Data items
============================================================

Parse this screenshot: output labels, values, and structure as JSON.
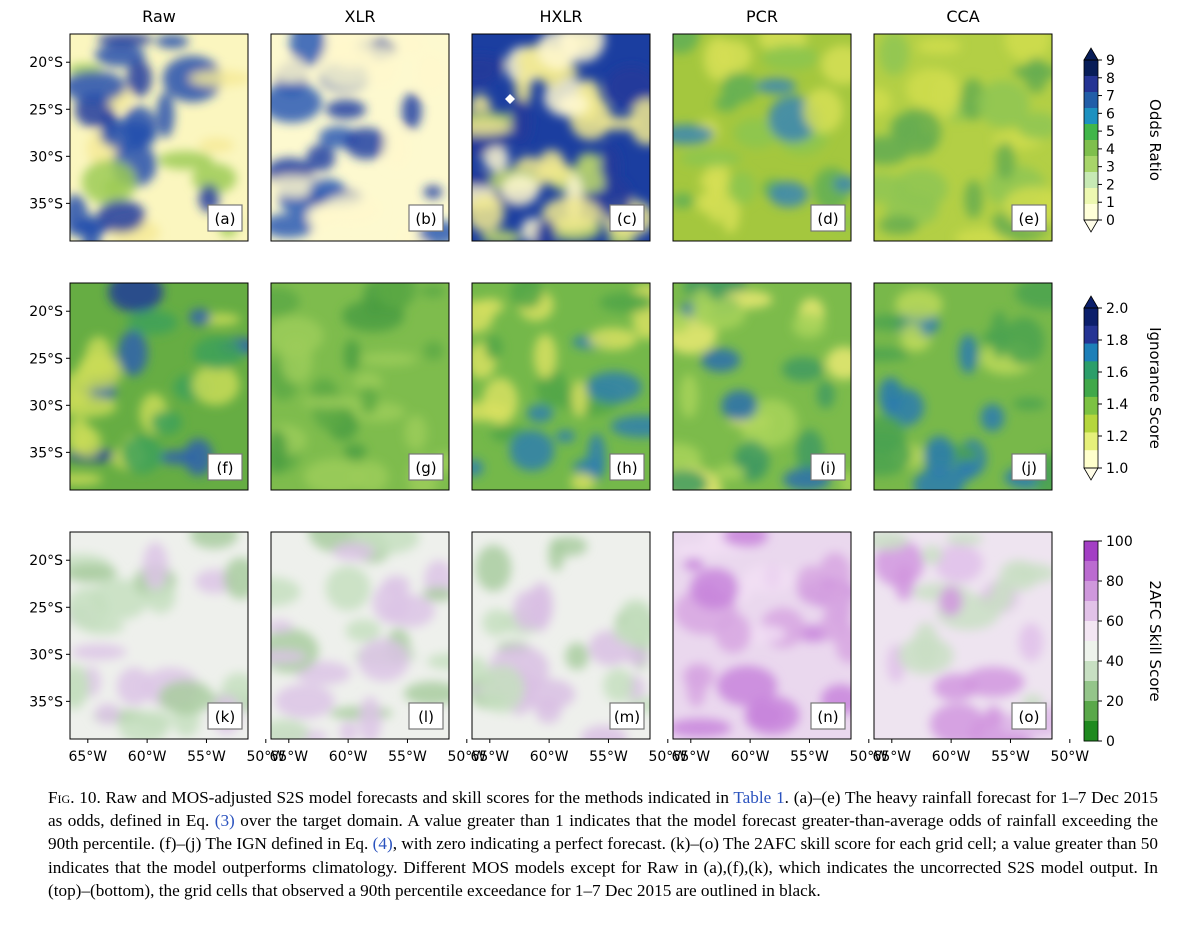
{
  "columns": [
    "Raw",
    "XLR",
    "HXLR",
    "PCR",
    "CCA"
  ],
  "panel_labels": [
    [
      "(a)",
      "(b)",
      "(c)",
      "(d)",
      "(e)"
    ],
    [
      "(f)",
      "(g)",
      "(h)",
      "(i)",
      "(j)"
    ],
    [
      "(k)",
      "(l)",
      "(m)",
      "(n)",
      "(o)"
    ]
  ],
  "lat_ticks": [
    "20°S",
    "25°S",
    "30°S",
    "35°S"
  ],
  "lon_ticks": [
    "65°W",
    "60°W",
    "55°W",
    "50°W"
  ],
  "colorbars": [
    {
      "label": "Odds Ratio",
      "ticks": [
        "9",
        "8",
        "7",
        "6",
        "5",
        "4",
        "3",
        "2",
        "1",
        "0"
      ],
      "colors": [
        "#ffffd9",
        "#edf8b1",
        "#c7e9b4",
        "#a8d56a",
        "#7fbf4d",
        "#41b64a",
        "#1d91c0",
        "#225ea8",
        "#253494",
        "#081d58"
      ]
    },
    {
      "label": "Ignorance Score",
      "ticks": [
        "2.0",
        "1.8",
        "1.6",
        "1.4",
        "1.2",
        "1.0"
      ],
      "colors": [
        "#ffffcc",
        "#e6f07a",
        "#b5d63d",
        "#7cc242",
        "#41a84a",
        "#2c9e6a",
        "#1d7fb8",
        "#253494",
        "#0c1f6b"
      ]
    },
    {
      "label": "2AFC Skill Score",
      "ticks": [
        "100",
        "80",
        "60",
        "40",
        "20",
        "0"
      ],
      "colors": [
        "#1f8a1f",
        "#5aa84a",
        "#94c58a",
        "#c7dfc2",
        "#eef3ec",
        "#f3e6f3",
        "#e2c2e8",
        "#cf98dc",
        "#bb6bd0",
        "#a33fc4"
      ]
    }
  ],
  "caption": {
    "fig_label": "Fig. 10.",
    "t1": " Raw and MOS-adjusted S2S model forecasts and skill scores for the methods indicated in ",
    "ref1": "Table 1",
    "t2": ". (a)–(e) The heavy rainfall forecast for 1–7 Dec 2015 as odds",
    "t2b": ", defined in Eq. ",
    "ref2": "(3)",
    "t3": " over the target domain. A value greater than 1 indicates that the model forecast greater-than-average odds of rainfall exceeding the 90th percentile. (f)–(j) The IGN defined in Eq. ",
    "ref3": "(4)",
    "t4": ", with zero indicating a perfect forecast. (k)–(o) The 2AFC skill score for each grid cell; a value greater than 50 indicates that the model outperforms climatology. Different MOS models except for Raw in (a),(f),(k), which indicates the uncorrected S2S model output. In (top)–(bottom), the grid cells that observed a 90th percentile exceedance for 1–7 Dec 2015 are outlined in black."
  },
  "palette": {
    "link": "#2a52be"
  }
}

============================================================

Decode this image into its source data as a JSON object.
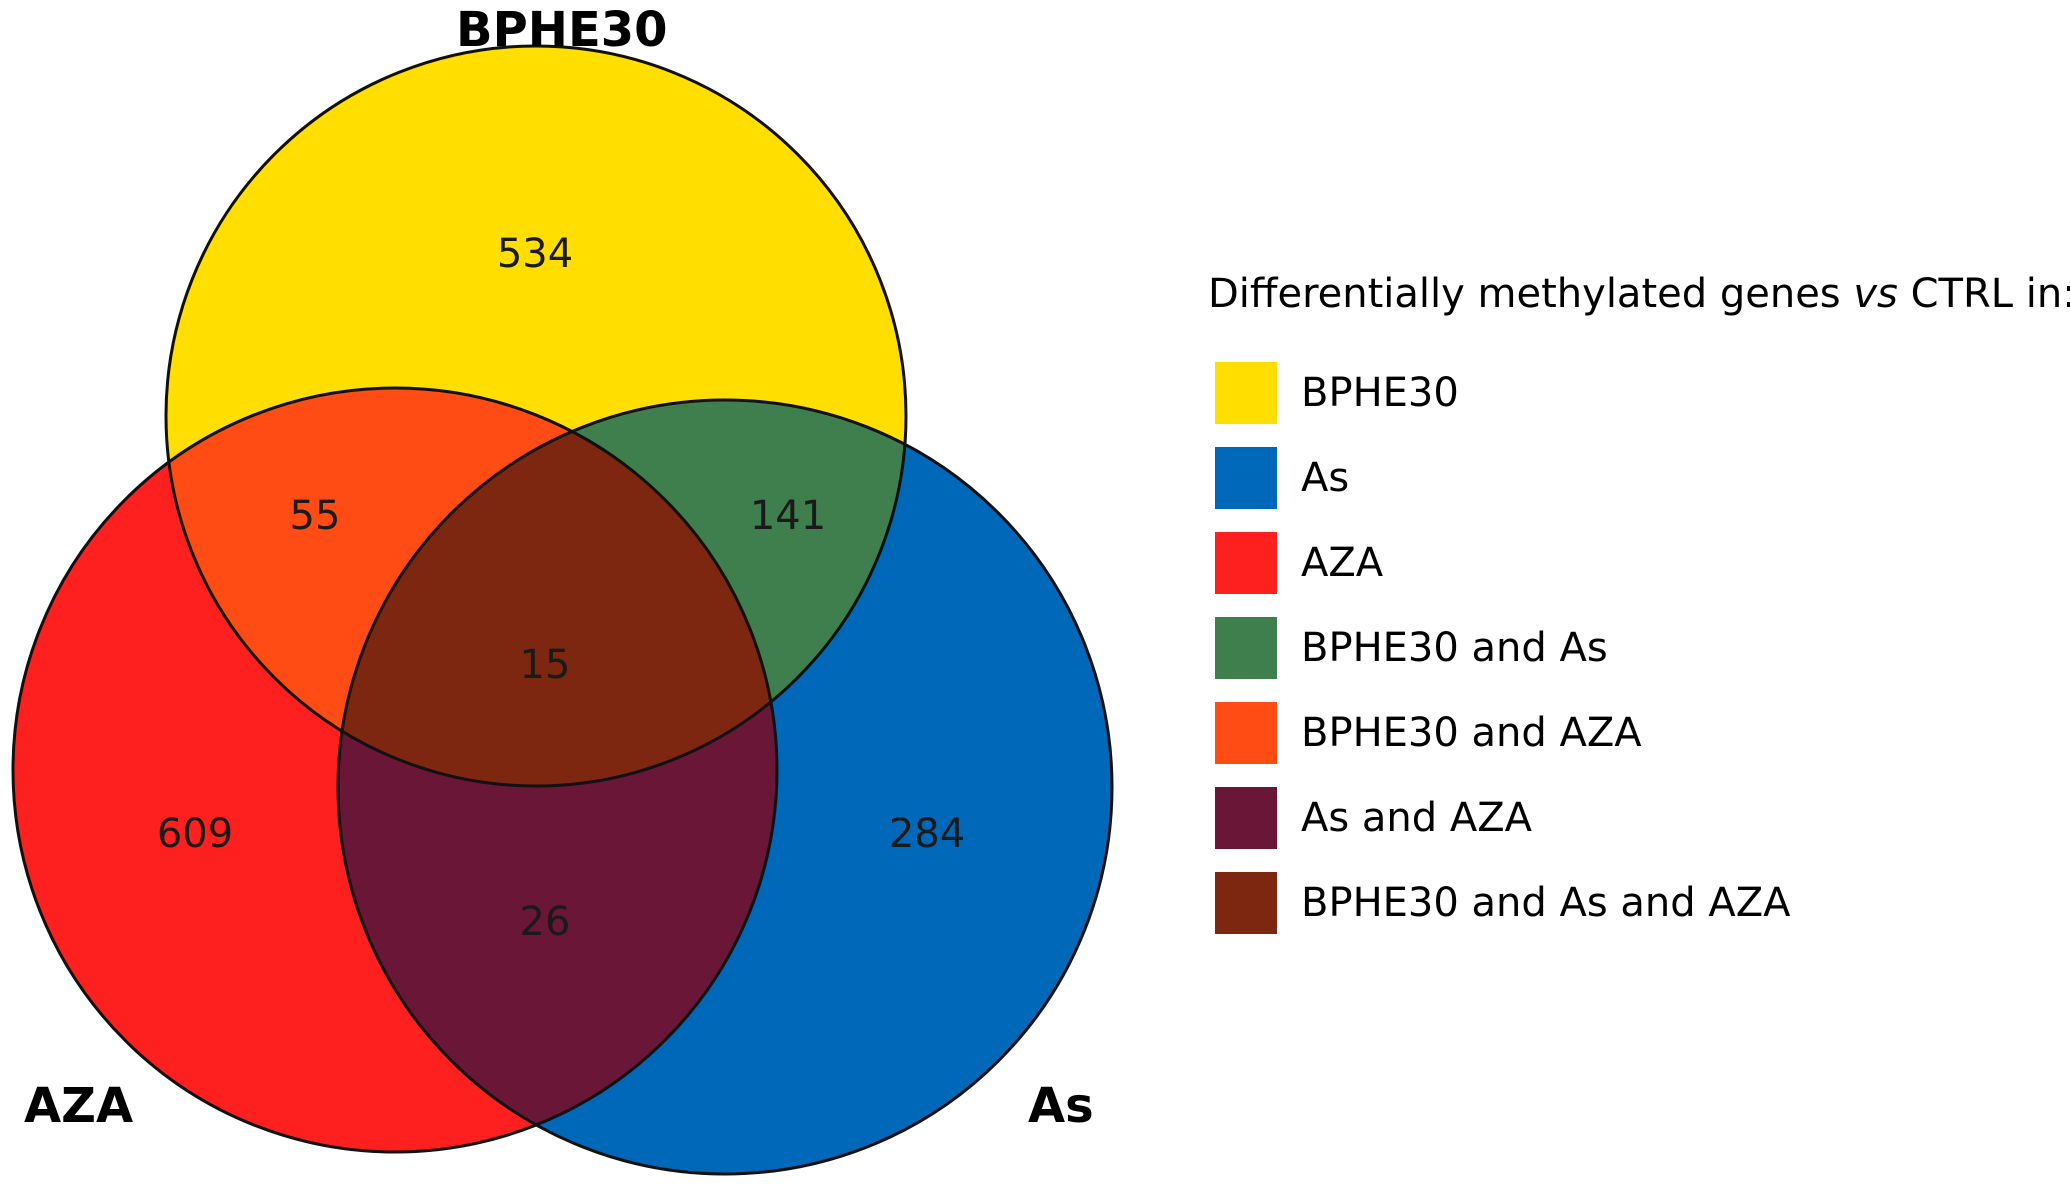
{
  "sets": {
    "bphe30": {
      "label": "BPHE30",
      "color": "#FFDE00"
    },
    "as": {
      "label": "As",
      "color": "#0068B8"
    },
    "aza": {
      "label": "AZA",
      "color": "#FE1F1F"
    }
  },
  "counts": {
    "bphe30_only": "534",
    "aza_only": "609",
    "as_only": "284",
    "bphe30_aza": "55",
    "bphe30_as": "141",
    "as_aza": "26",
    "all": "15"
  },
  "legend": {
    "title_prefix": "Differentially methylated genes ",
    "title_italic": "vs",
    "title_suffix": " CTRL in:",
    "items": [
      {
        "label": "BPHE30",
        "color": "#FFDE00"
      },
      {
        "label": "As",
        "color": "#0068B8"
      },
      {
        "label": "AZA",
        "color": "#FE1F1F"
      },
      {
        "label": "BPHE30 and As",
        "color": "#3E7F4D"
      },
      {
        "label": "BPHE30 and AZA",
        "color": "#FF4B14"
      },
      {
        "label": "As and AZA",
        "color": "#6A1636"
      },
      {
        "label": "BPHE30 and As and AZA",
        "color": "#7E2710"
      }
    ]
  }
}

============================================================

_Requirement:_
Check the entries above for the word "JSON" and copy every line where it turns up.

_Result of this exercise:_
Parse this screenshot: output labels, values, and structure as JSON.
Decode this image into its source data as a JSON object.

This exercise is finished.